Prompt —
Leave out the pictures and transcribe the rest of the records exactly.

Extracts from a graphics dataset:
-- Begin --

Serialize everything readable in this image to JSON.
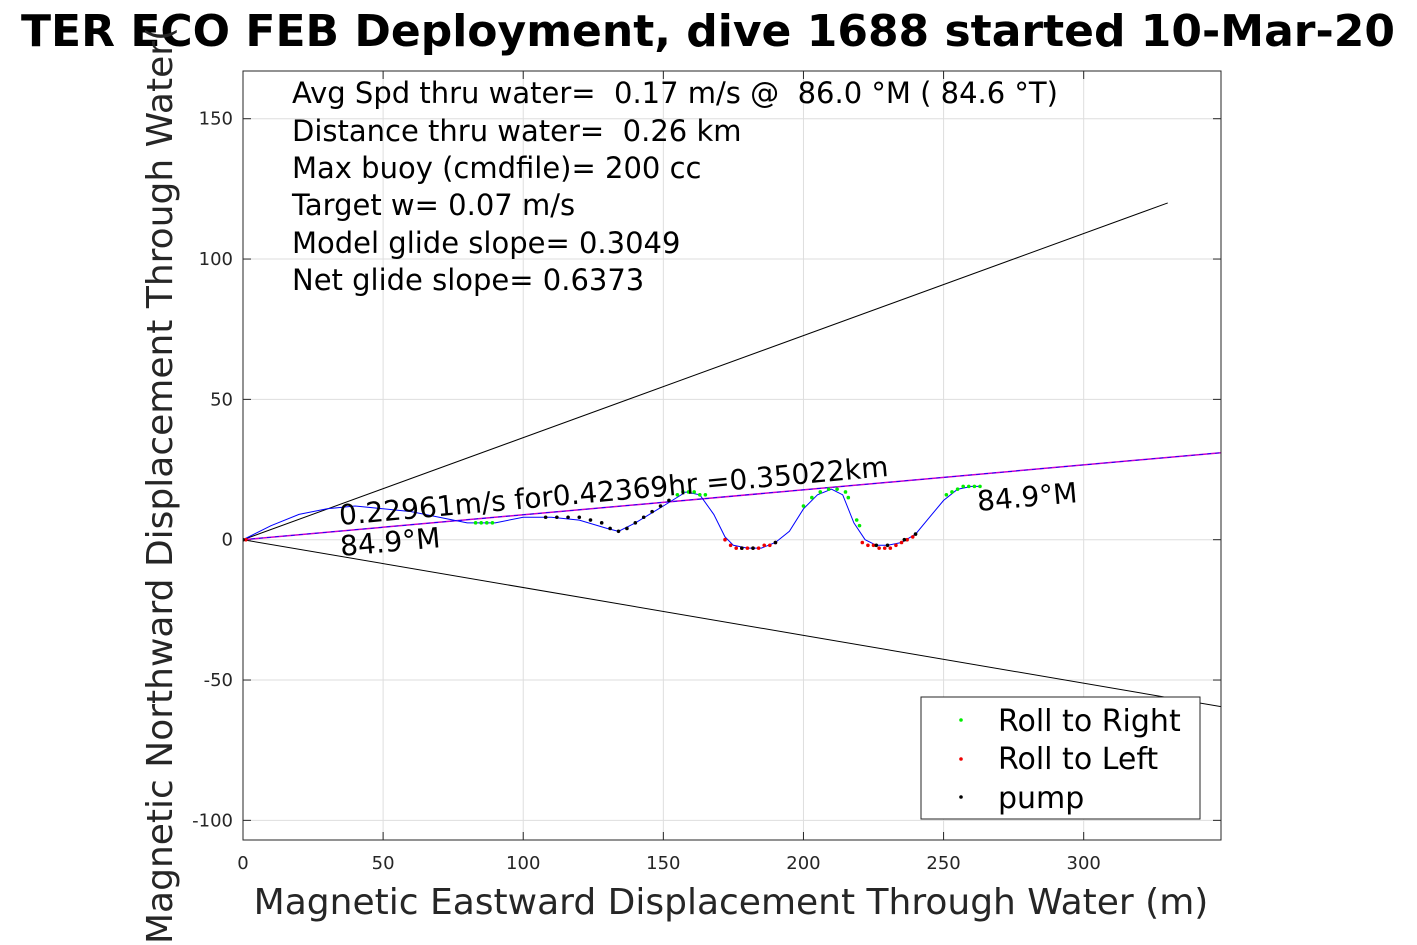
{
  "chart_data": {
    "type": "scatter",
    "title": "TER ECO FEB Deployment, dive 1688 started 10-Mar-20",
    "xlabel": "Magnetic Eastward Displacement Through Water (m)",
    "ylabel": "Magnetic Northward Displacement Through Water(",
    "xlim": [
      0,
      349
    ],
    "ylim": [
      -107,
      167
    ],
    "xticks": [
      0,
      50,
      100,
      150,
      200,
      250,
      300
    ],
    "yticks": [
      -100,
      -50,
      0,
      50,
      100,
      150
    ],
    "grid": true,
    "info_lines": [
      "Avg Spd thru water=  0.17 m/s @  86.0 °M ( 84.6 °T)",
      "Distance thru water=  0.26 km",
      "Max buoy (cmdfile)= 200 cc",
      "Target w= 0.07 m/s",
      "Model glide slope= 0.3049",
      "Net glide slope= 0.6373"
    ],
    "annotations": {
      "speed_label": "0.22961m/s for0.42369hr =0.35022km",
      "heading_start": "84.9°M",
      "heading_end": "84.9°M"
    },
    "envelope_lines": [
      {
        "name": "upper",
        "x": [
          0,
          330
        ],
        "y": [
          0,
          120
        ]
      },
      {
        "name": "lower",
        "x": [
          0,
          352
        ],
        "y": [
          0,
          -60
        ]
      }
    ],
    "net_line": {
      "x": [
        0,
        349
      ],
      "y": [
        0,
        31
      ],
      "color": "#cc00cc",
      "dash_color": "#0000ff"
    },
    "track": {
      "color": "#0000ff",
      "x": [
        0,
        10,
        20,
        30,
        40,
        50,
        60,
        70,
        80,
        85,
        90,
        100,
        110,
        120,
        130,
        134,
        140,
        150,
        158,
        163,
        168,
        172,
        175,
        180,
        185,
        190,
        195,
        200,
        205,
        210,
        214,
        218,
        222,
        226,
        230,
        235,
        240,
        245,
        250,
        255,
        260,
        263
      ],
      "y": [
        0,
        5,
        9,
        11,
        12,
        11,
        10,
        8,
        6,
        6,
        6,
        8,
        8,
        7,
        4,
        3,
        6,
        12,
        17,
        16,
        9,
        1,
        -2,
        -3,
        -3,
        -1,
        3,
        11,
        16,
        18,
        16,
        6,
        0,
        -2,
        -2,
        -1,
        2,
        8,
        14,
        18,
        19,
        19
      ]
    },
    "series": [
      {
        "name": "Roll to Right",
        "color": "#00ee00",
        "x": [
          83,
          85,
          87,
          89,
          155,
          157,
          159,
          161,
          163,
          165,
          200,
          203,
          206,
          209,
          212,
          215,
          216,
          219,
          220,
          251,
          253,
          255,
          257,
          259,
          261,
          263
        ],
        "y": [
          6,
          6,
          6,
          6,
          16,
          17,
          17,
          17,
          16,
          16,
          12,
          15,
          17,
          18,
          18,
          17,
          15,
          7,
          5,
          16,
          17,
          18,
          19,
          19,
          19,
          19
        ]
      },
      {
        "name": "Roll to Left",
        "color": "#ee0000",
        "x": [
          1,
          172,
          174,
          176,
          178,
          180,
          182,
          184,
          186,
          188,
          190,
          221,
          223,
          225,
          227,
          229,
          231,
          233,
          235,
          237,
          239
        ],
        "y": [
          0,
          0,
          -2,
          -3,
          -3,
          -3,
          -3,
          -3,
          -2,
          -2,
          -1,
          -1,
          -2,
          -2,
          -3,
          -3,
          -3,
          -2,
          -1,
          0,
          1
        ]
      },
      {
        "name": "pump",
        "color": "#000000",
        "x": [
          0,
          108,
          112,
          116,
          120,
          124,
          128,
          131,
          134,
          137,
          140,
          143,
          146,
          149,
          152,
          178,
          182,
          190,
          226,
          230,
          236,
          240
        ],
        "y": [
          0,
          8,
          8,
          8,
          8,
          7,
          6,
          4,
          3,
          4,
          6,
          8,
          10,
          12,
          14,
          -3,
          -3,
          -1,
          -2,
          -2,
          0,
          2
        ]
      }
    ],
    "legend_placement": "bottom-right"
  }
}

-- End --

Final result —
Serialize everything readable in this image to JSON.
{
  "chart_data": {
    "type": "scatter",
    "title": "TER ECO FEB Deployment, dive 1688 started 10-Mar-20",
    "xlabel": "Magnetic Eastward Displacement Through Water (m)",
    "ylabel": "Magnetic Northward Displacement Through Water(",
    "xlim": [
      0,
      349
    ],
    "ylim": [
      -107,
      167
    ],
    "xticks": [
      0,
      50,
      100,
      150,
      200,
      250,
      300
    ],
    "yticks": [
      -100,
      -50,
      0,
      50,
      100,
      150
    ],
    "grid": true,
    "info_lines": [
      "Avg Spd thru water=  0.17 m/s @  86.0 °M ( 84.6 °T)",
      "Distance thru water=  0.26 km",
      "Max buoy (cmdfile)= 200 cc",
      "Target w= 0.07 m/s",
      "Model glide slope= 0.3049",
      "Net glide slope= 0.6373"
    ],
    "annotations": {
      "speed_label": "0.22961m/s for0.42369hr =0.35022km",
      "heading_start": "84.9°M",
      "heading_end": "84.9°M"
    },
    "envelope_lines": [
      {
        "name": "upper",
        "x": [
          0,
          330
        ],
        "y": [
          0,
          120
        ]
      },
      {
        "name": "lower",
        "x": [
          0,
          352
        ],
        "y": [
          0,
          -60
        ]
      }
    ],
    "net_line": {
      "x": [
        0,
        349
      ],
      "y": [
        0,
        31
      ],
      "color": "#cc00cc",
      "dash_color": "#0000ff"
    },
    "track": {
      "color": "#0000ff",
      "x": [
        0,
        10,
        20,
        30,
        40,
        50,
        60,
        70,
        80,
        85,
        90,
        100,
        110,
        120,
        130,
        134,
        140,
        150,
        158,
        163,
        168,
        172,
        175,
        180,
        185,
        190,
        195,
        200,
        205,
        210,
        214,
        218,
        222,
        226,
        230,
        235,
        240,
        245,
        250,
        255,
        260,
        263
      ],
      "y": [
        0,
        5,
        9,
        11,
        12,
        11,
        10,
        8,
        6,
        6,
        6,
        8,
        8,
        7,
        4,
        3,
        6,
        12,
        17,
        16,
        9,
        1,
        -2,
        -3,
        -3,
        -1,
        3,
        11,
        16,
        18,
        16,
        6,
        0,
        -2,
        -2,
        -1,
        2,
        8,
        14,
        18,
        19,
        19
      ]
    },
    "series": [
      {
        "name": "Roll to Right",
        "color": "#00ee00",
        "x": [
          83,
          85,
          87,
          89,
          155,
          157,
          159,
          161,
          163,
          165,
          200,
          203,
          206,
          209,
          212,
          215,
          216,
          219,
          220,
          251,
          253,
          255,
          257,
          259,
          261,
          263
        ],
        "y": [
          6,
          6,
          6,
          6,
          16,
          17,
          17,
          17,
          16,
          16,
          12,
          15,
          17,
          18,
          18,
          17,
          15,
          7,
          5,
          16,
          17,
          18,
          19,
          19,
          19,
          19
        ]
      },
      {
        "name": "Roll to Left",
        "color": "#ee0000",
        "x": [
          1,
          172,
          174,
          176,
          178,
          180,
          182,
          184,
          186,
          188,
          190,
          221,
          223,
          225,
          227,
          229,
          231,
          233,
          235,
          237,
          239
        ],
        "y": [
          0,
          0,
          -2,
          -3,
          -3,
          -3,
          -3,
          -3,
          -2,
          -2,
          -1,
          -1,
          -2,
          -2,
          -3,
          -3,
          -3,
          -2,
          -1,
          0,
          1
        ]
      },
      {
        "name": "pump",
        "color": "#000000",
        "x": [
          0,
          108,
          112,
          116,
          120,
          124,
          128,
          131,
          134,
          137,
          140,
          143,
          146,
          149,
          152,
          178,
          182,
          190,
          226,
          230,
          236,
          240
        ],
        "y": [
          0,
          8,
          8,
          8,
          8,
          7,
          6,
          4,
          3,
          4,
          6,
          8,
          10,
          12,
          14,
          -3,
          -3,
          -1,
          -2,
          -2,
          0,
          2
        ]
      }
    ],
    "legend_placement": "bottom-right"
  }
}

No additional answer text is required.